:: EXERCISE INPUT

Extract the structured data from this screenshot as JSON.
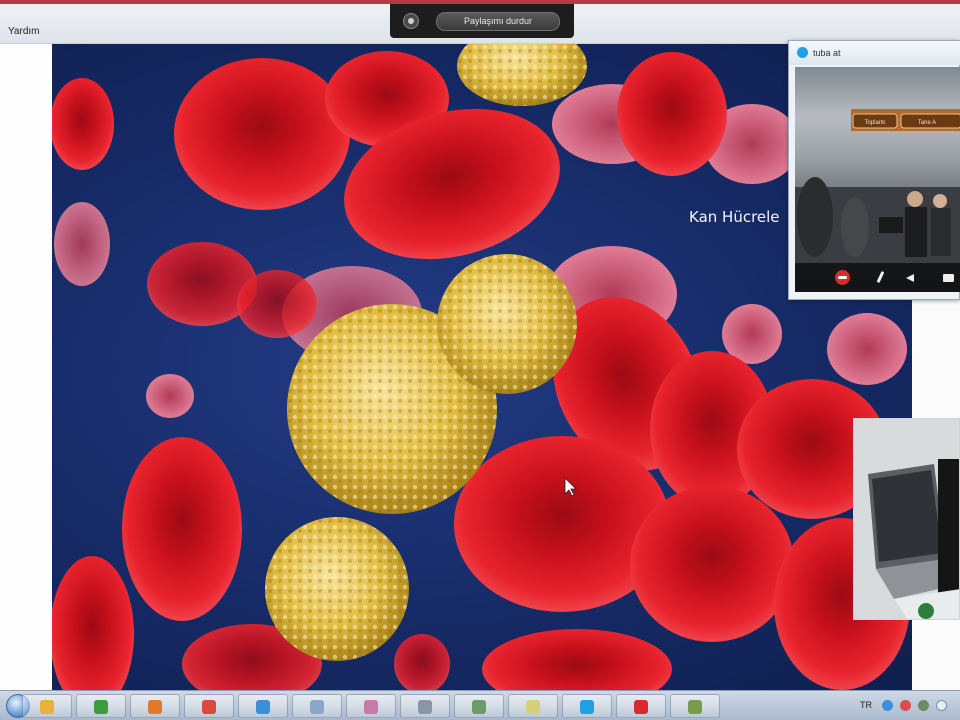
{
  "app": {
    "menu": {
      "help_label": "Yardım"
    }
  },
  "share_bar": {
    "icon": "screen-share-icon",
    "stop_label": "Paylaşımı durdur"
  },
  "slide": {
    "caption": "Kan Hücrele"
  },
  "call_window": {
    "title": "tuba at",
    "icon": "skype-icon",
    "controls": [
      "end-call-icon",
      "microphone-icon",
      "volume-icon",
      "camera-icon"
    ],
    "video_banner": [
      "Toplantı",
      "Tane A"
    ]
  },
  "self_view": {
    "label": ""
  },
  "taskbar": {
    "apps": [
      "windows-explorer-icon",
      "checkmark-icon",
      "firefox-icon",
      "chrome-icon",
      "globe-icon",
      "grid-app-icon",
      "paint-icon",
      "email-icon",
      "media-icon",
      "notepad-icon",
      "skype-icon",
      "pdf-icon",
      "tools-icon"
    ],
    "tray_text": "TR"
  },
  "colors": {
    "accent_red": "#b53a45",
    "slide_background": "#1a2f70",
    "red_cell": "#d8141f",
    "white_cell": "#e3c04a",
    "skype_blue": "#1ea2e4",
    "end_call_red": "#d32d2d"
  }
}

::::

WHAT TO WORK ON:
Copy every line of the data word for word, omitting the images.

TASK SOLUTION:
Extract the structured data from this screenshot as JSON.
{
  "app": {
    "menu": {
      "help_label": "Yardım"
    }
  },
  "share_bar": {
    "icon": "screen-share-icon",
    "stop_label": "Paylaşımı durdur"
  },
  "slide": {
    "caption": "Kan Hücrele"
  },
  "call_window": {
    "title": "tuba at",
    "icon": "skype-icon",
    "controls": [
      "end-call-icon",
      "microphone-icon",
      "volume-icon",
      "camera-icon"
    ],
    "video_banner": [
      "Toplantı",
      "Tane A"
    ]
  },
  "self_view": {
    "label": ""
  },
  "taskbar": {
    "apps": [
      "windows-explorer-icon",
      "checkmark-icon",
      "firefox-icon",
      "chrome-icon",
      "globe-icon",
      "grid-app-icon",
      "paint-icon",
      "email-icon",
      "media-icon",
      "notepad-icon",
      "skype-icon",
      "pdf-icon",
      "tools-icon"
    ],
    "tray_text": "TR"
  },
  "colors": {
    "accent_red": "#b53a45",
    "slide_background": "#1a2f70",
    "red_cell": "#d8141f",
    "white_cell": "#e3c04a",
    "skype_blue": "#1ea2e4",
    "end_call_red": "#d32d2d"
  }
}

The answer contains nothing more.